++++ Data to process ++++

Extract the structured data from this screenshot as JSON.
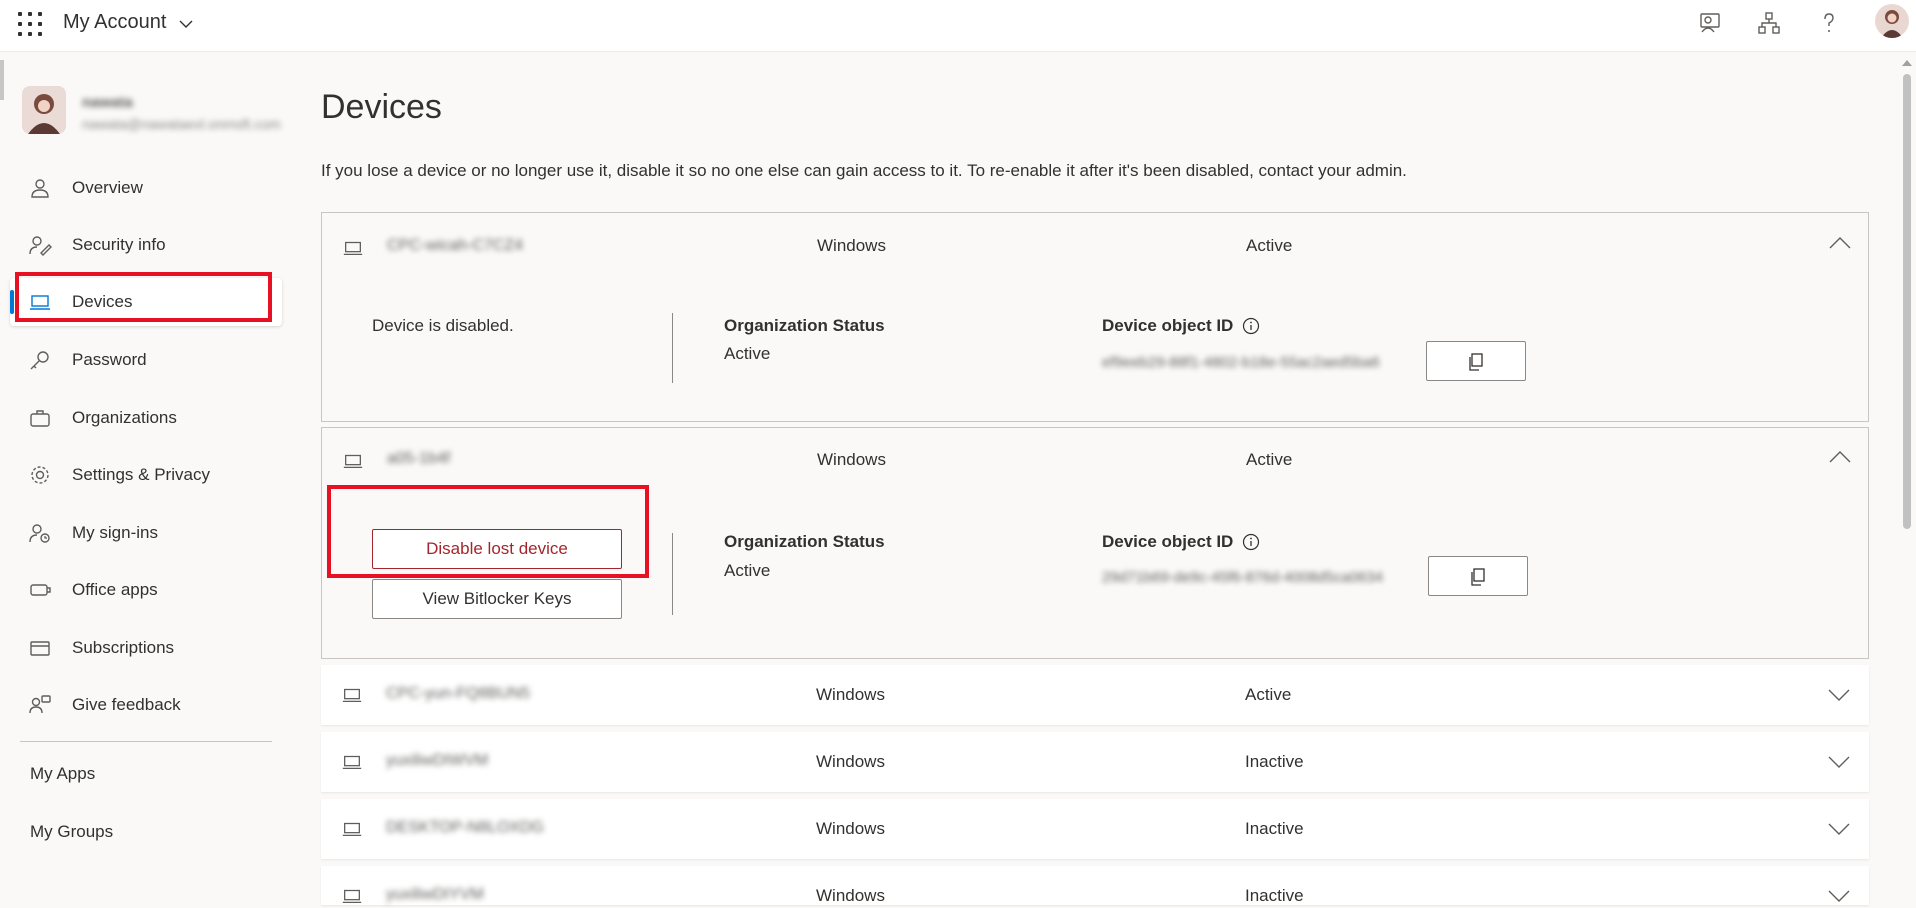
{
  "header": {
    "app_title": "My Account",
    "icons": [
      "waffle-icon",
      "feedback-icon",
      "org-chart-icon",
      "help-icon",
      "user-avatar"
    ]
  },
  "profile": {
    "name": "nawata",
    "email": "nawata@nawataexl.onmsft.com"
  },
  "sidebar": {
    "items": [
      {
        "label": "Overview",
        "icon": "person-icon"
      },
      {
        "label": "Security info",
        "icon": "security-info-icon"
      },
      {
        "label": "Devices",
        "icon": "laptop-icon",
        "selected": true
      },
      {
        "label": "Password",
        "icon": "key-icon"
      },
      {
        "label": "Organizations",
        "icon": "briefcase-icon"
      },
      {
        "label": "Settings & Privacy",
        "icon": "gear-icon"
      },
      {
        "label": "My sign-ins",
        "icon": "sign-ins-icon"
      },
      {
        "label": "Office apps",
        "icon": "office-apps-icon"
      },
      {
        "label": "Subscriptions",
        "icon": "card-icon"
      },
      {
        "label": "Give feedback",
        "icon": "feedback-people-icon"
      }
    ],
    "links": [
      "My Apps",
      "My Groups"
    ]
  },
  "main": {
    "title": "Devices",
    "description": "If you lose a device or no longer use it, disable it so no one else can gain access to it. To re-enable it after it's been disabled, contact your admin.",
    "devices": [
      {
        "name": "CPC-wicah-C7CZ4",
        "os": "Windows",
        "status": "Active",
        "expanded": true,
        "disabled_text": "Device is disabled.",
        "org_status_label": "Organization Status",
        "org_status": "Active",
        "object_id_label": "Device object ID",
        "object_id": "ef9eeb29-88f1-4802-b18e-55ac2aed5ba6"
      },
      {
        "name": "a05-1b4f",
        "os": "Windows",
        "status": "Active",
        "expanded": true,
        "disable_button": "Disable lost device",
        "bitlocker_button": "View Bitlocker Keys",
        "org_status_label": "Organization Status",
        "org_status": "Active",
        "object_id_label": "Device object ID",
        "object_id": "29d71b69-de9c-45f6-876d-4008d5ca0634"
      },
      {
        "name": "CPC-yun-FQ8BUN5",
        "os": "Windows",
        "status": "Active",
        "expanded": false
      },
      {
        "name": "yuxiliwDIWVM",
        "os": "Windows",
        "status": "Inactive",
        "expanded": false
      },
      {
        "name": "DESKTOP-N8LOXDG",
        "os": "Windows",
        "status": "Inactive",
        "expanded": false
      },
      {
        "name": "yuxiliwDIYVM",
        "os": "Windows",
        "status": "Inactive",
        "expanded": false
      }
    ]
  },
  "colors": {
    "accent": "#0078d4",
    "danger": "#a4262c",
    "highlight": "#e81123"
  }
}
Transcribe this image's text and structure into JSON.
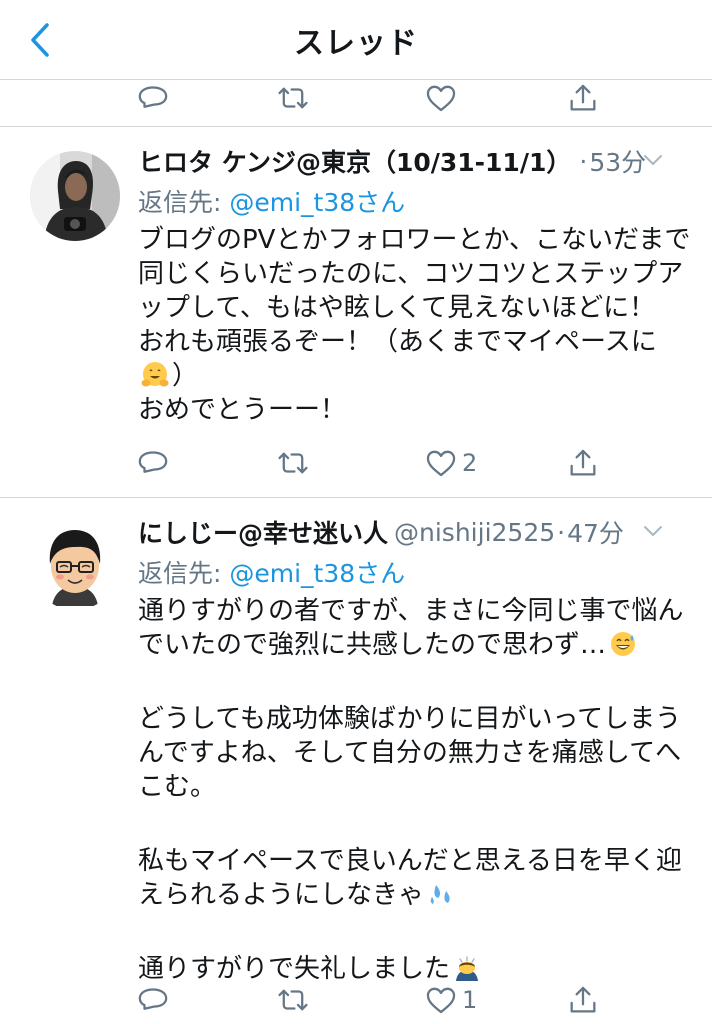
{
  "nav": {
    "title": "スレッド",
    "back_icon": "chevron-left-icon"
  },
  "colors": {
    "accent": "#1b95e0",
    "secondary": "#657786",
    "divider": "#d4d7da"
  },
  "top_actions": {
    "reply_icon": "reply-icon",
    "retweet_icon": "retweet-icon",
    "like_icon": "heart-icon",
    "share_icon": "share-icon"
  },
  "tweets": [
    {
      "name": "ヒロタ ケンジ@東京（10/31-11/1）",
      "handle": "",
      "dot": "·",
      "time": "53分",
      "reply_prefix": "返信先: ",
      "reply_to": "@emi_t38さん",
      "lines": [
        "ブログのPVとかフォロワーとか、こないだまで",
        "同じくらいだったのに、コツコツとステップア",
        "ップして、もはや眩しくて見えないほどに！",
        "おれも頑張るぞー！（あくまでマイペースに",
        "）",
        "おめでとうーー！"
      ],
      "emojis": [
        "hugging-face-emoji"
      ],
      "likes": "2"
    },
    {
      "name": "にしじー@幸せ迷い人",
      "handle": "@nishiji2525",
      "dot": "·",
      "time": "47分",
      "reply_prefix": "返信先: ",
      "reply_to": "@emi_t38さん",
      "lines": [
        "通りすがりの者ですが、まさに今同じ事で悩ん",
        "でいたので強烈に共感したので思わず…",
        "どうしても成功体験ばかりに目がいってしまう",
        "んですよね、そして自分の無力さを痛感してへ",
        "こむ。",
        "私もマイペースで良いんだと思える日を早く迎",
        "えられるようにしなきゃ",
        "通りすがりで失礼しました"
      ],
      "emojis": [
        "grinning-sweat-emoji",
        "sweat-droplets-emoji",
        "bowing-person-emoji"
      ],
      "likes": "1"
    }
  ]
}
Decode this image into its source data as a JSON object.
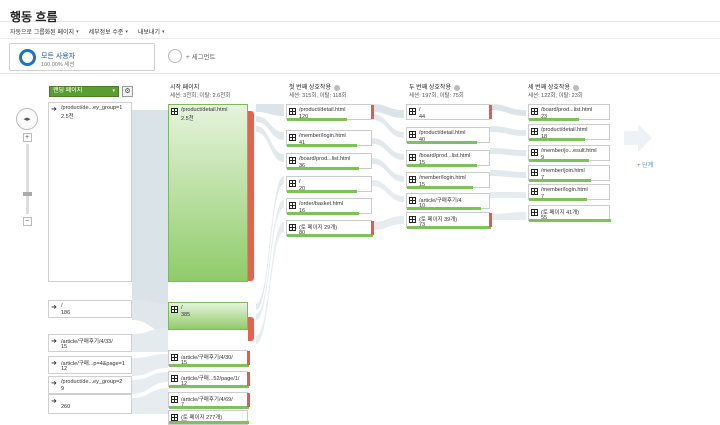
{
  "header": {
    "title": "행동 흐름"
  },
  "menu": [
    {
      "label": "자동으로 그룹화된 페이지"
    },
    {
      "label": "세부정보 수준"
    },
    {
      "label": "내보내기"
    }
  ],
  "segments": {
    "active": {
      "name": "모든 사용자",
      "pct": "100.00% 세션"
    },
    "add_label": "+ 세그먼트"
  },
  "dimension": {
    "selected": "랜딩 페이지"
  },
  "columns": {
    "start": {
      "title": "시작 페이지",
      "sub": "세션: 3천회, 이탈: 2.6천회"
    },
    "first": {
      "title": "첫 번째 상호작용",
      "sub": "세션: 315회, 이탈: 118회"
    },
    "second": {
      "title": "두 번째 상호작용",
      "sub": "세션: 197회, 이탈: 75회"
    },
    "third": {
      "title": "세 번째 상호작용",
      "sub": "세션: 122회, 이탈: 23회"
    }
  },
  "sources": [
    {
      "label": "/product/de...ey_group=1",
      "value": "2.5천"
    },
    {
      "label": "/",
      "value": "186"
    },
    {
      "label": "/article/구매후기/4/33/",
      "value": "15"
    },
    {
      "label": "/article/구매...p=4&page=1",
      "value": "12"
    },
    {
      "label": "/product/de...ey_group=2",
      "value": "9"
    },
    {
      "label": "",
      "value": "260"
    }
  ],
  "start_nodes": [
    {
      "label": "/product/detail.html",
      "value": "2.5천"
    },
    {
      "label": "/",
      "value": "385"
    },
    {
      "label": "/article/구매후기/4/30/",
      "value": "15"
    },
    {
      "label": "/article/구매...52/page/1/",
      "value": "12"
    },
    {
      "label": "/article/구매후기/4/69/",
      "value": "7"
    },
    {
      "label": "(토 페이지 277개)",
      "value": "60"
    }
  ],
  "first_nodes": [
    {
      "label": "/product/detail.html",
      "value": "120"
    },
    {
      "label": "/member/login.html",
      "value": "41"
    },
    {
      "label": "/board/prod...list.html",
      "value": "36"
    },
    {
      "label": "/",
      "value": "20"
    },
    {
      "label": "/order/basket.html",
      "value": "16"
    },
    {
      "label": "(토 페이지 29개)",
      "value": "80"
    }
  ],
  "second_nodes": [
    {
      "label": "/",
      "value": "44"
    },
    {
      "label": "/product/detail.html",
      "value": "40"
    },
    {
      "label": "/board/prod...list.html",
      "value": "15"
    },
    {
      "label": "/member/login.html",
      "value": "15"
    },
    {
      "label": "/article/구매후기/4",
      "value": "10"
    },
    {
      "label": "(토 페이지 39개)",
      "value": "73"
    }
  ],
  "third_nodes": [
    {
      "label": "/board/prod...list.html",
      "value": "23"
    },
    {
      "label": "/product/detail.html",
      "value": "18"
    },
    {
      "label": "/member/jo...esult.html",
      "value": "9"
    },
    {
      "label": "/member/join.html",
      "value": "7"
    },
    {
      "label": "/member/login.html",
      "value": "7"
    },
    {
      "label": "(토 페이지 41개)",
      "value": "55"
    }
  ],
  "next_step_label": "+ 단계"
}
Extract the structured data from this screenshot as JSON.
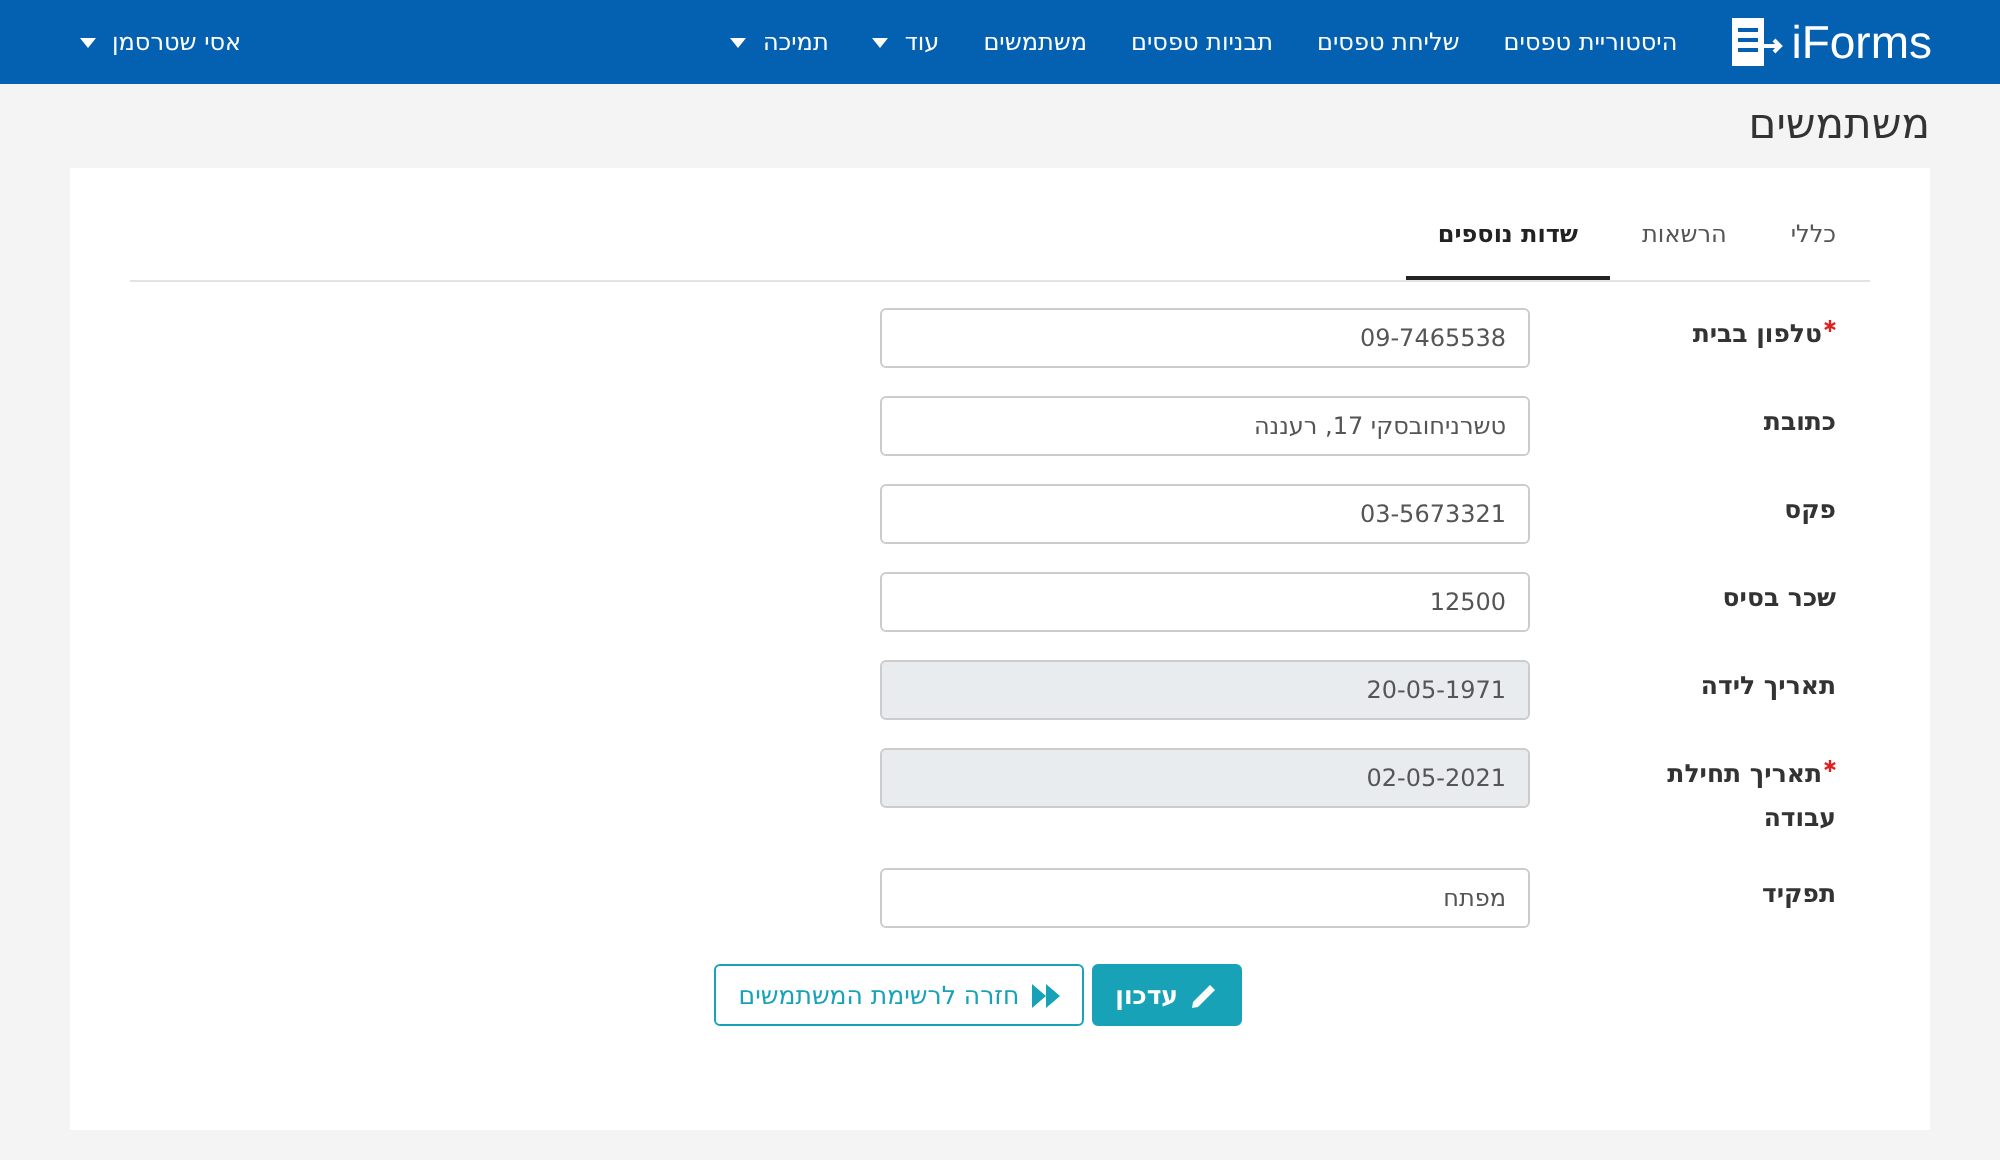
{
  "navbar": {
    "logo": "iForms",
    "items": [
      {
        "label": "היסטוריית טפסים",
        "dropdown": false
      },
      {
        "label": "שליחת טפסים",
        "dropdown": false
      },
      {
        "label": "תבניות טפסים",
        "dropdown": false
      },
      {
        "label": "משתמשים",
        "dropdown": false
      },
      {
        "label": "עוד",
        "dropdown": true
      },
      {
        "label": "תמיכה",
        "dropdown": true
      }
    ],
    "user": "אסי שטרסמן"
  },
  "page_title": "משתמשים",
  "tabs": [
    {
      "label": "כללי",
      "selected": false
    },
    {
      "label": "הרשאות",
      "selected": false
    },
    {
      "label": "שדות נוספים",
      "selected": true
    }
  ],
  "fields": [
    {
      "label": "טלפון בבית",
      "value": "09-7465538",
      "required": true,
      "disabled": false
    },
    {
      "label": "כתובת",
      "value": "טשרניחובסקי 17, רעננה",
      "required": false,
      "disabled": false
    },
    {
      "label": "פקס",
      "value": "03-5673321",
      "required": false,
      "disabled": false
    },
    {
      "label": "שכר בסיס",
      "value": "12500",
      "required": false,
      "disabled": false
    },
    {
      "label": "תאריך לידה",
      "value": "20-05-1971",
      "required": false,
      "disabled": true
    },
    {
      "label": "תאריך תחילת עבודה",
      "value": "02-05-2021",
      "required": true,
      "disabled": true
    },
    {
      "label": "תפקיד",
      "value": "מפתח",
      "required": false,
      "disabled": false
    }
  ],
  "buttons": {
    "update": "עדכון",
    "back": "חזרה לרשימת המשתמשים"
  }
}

++++

*What is required*
Report every line containing the word "into" from the listing above.

*Full answer*
Transcribe this image's text and structure into JSON.
Decode this image into its source data as a JSON object.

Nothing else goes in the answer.